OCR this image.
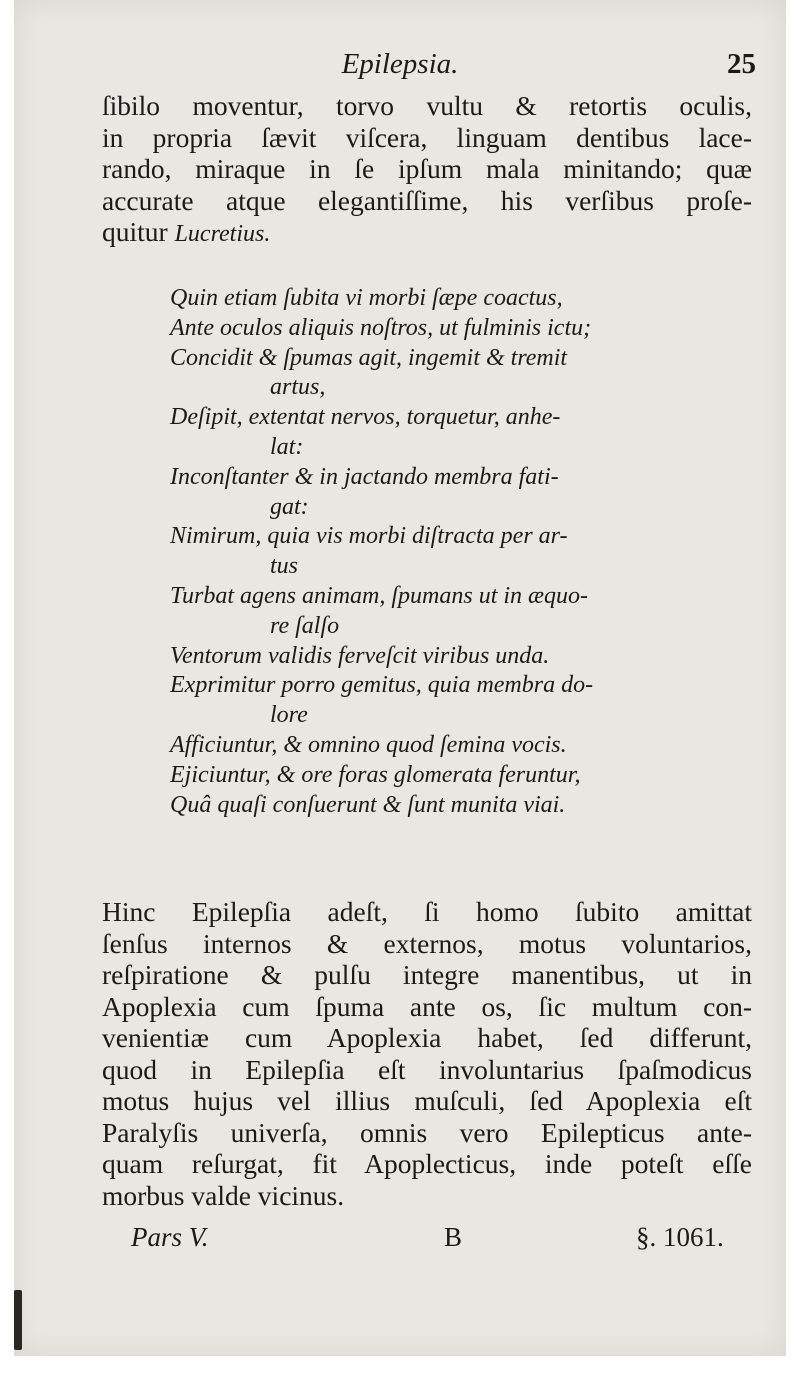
Epilepsia.	25
ſibilo moventur, torvo vultu & retortis oculis,
in propria ſævit viſcera, linguam dentibus lace-
rando, miraque in ſe ipſum mala minitando; quæ
accurate atque elegantiſſime, his verſibus proſe-
quitur Lucretius.
Quin etiam ſubita vi morbi ſæpe coactus,
Ante oculos aliquis noſtros, ut fulminis ictu;
Concidit & ſpumas agit, ingemit & tremit
artus,
Deſipit, extentat nervos, torquetur, anhe-
lat:
Inconſtanter & in jactando membra fati-
gat:
Nimirum, quia vis morbi diſtracta per ar-
tus
Turbat agens animam, ſpumans ut in æquo-
re ſalſo
Ventorum validis ferveſcit viribus unda.
Exprimitur porro gemitus, quia membra do-
lore
Afficiuntur, & omnino quod ſemina vocis.
Ejiciuntur, & ore foras glomerata feruntur,
Quâ quaſi conſuerunt & ſunt munita viai.
Hinc Epilepſia adeſt, ſi homo ſubito amittat
ſenſus internos & externos, motus voluntarios,
reſpiratione & pulſu integre manentibus, ut in
Apoplexia cum ſpuma ante os, ſic multum con-
venientiæ cum Apoplexia habet, ſed differunt,
quod in Epilepſia eſt involuntarius ſpaſmodicus
motus hujus vel illius muſculi, ſed Apoplexia eſt
Paralyſis univerſa, omnis vero Epilepticus ante-
quam reſurgat, fit Apoplecticus, inde poteſt eſſe
morbus valde vicinus.
Pars V.	B	§. 1061.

■ ■ ■

Problem to solve = Return every line from the records above that holds the word "Epilepſia".

Solution to this problem =
Hinc Epilepſia adeſt, ſi homo ſubito amittat
quod in Epilepſia eſt involuntarius ſpaſmodicus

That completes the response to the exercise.